[Set exercise] Repeat each entry as written and leave the images out of the copy.

[Record excerpts]

╔══

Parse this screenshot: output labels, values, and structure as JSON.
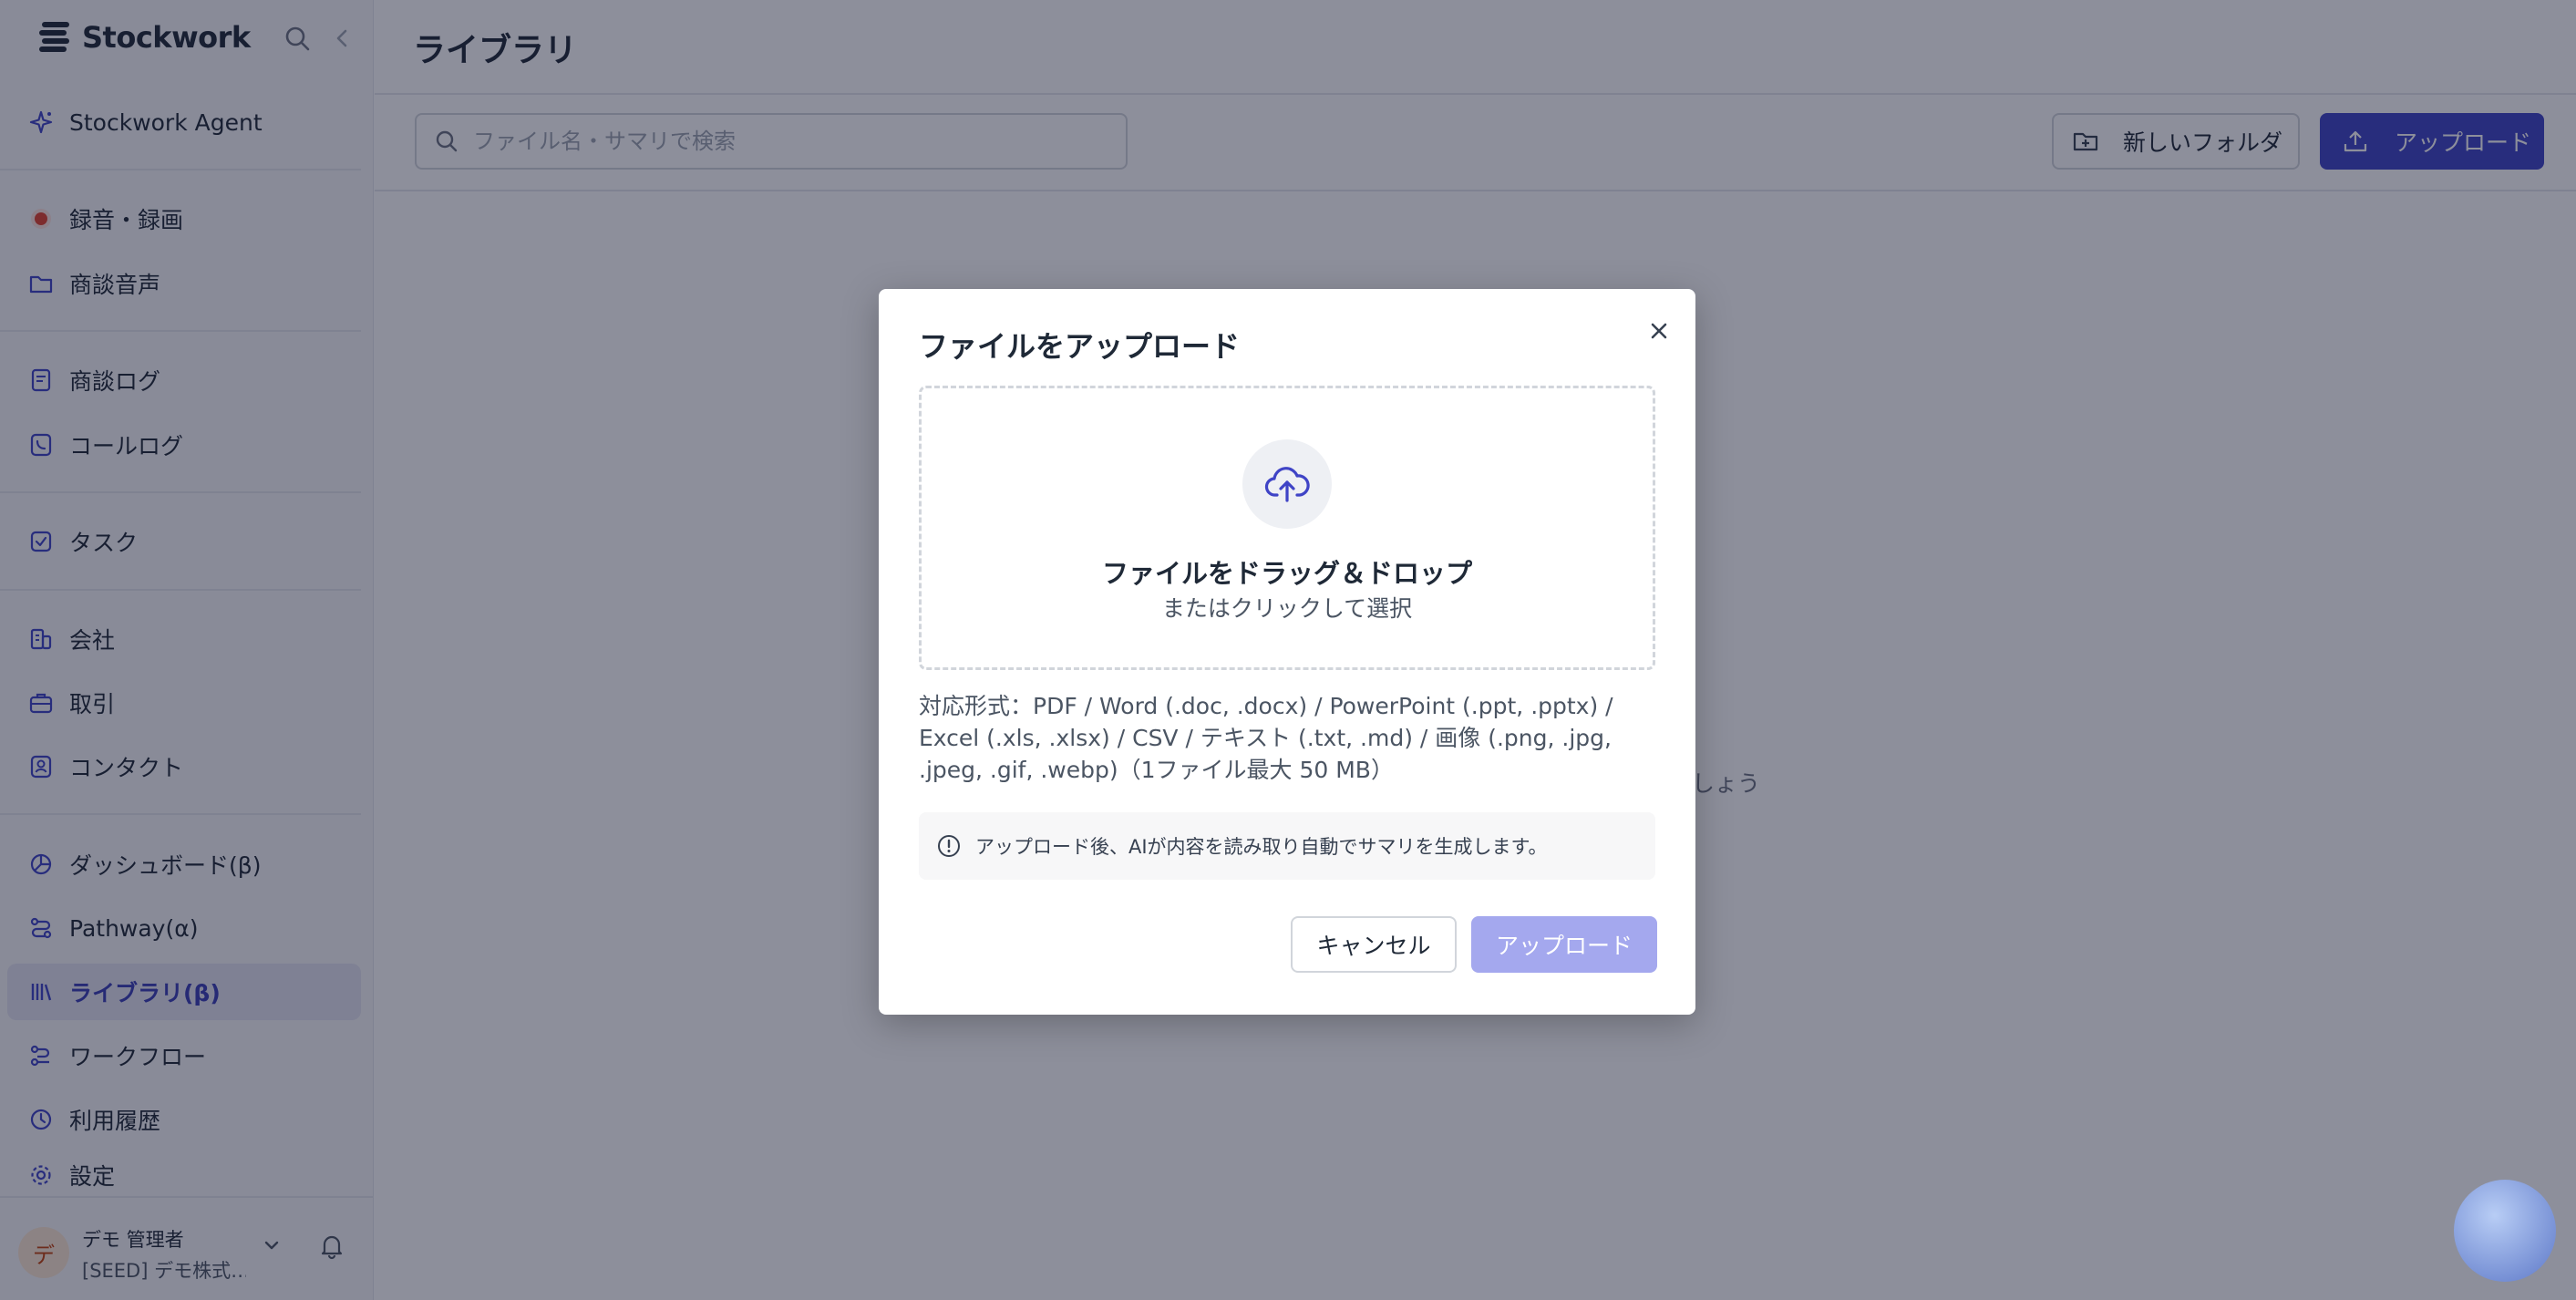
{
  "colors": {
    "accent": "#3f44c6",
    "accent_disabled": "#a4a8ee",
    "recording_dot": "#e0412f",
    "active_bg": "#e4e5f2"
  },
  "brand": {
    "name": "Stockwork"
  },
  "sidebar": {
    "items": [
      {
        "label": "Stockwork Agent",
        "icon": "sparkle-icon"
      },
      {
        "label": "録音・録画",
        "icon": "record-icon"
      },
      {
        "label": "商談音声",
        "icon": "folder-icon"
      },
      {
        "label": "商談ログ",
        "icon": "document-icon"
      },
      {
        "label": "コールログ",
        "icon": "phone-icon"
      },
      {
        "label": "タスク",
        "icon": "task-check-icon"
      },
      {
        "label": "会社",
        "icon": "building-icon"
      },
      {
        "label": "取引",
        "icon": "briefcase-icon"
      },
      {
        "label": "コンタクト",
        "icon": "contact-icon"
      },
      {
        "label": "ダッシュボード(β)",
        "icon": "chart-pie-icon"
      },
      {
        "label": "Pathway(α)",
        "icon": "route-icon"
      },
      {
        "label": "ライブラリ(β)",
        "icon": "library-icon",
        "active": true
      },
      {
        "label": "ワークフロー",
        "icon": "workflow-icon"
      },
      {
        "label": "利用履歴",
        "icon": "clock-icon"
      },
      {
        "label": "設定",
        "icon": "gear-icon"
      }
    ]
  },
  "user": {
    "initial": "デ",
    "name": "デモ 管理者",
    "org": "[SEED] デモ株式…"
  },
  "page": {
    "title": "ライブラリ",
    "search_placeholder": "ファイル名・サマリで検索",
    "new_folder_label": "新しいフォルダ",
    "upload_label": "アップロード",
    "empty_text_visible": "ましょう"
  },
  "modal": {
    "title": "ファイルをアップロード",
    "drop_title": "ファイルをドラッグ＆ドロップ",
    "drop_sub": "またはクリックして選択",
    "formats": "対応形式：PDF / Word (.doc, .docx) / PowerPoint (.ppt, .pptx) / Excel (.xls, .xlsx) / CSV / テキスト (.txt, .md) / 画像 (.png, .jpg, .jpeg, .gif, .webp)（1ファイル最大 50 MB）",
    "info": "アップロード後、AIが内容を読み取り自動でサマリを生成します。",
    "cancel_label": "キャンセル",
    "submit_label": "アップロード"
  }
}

╚══

[Result]
Parse this screenshot: output labels, values, and structure as JSON.
{
  "colors": {
    "accent": "#3f44c6",
    "accent_disabled": "#a4a8ee",
    "recording_dot": "#e0412f",
    "active_bg": "#e4e5f2"
  },
  "brand": {
    "name": "Stockwork"
  },
  "sidebar": {
    "items": [
      {
        "label": "Stockwork Agent",
        "icon": "sparkle-icon"
      },
      {
        "label": "録音・録画",
        "icon": "record-icon"
      },
      {
        "label": "商談音声",
        "icon": "folder-icon"
      },
      {
        "label": "商談ログ",
        "icon": "document-icon"
      },
      {
        "label": "コールログ",
        "icon": "phone-icon"
      },
      {
        "label": "タスク",
        "icon": "task-check-icon"
      },
      {
        "label": "会社",
        "icon": "building-icon"
      },
      {
        "label": "取引",
        "icon": "briefcase-icon"
      },
      {
        "label": "コンタクト",
        "icon": "contact-icon"
      },
      {
        "label": "ダッシュボード(β)",
        "icon": "chart-pie-icon"
      },
      {
        "label": "Pathway(α)",
        "icon": "route-icon"
      },
      {
        "label": "ライブラリ(β)",
        "icon": "library-icon",
        "active": true
      },
      {
        "label": "ワークフロー",
        "icon": "workflow-icon"
      },
      {
        "label": "利用履歴",
        "icon": "clock-icon"
      },
      {
        "label": "設定",
        "icon": "gear-icon"
      }
    ]
  },
  "user": {
    "initial": "デ",
    "name": "デモ 管理者",
    "org": "[SEED] デモ株式…"
  },
  "page": {
    "title": "ライブラリ",
    "search_placeholder": "ファイル名・サマリで検索",
    "new_folder_label": "新しいフォルダ",
    "upload_label": "アップロード",
    "empty_text_visible": "ましょう"
  },
  "modal": {
    "title": "ファイルをアップロード",
    "drop_title": "ファイルをドラッグ＆ドロップ",
    "drop_sub": "またはクリックして選択",
    "formats": "対応形式：PDF / Word (.doc, .docx) / PowerPoint (.ppt, .pptx) / Excel (.xls, .xlsx) / CSV / テキスト (.txt, .md) / 画像 (.png, .jpg, .jpeg, .gif, .webp)（1ファイル最大 50 MB）",
    "info": "アップロード後、AIが内容を読み取り自動でサマリを生成します。",
    "cancel_label": "キャンセル",
    "submit_label": "アップロード"
  }
}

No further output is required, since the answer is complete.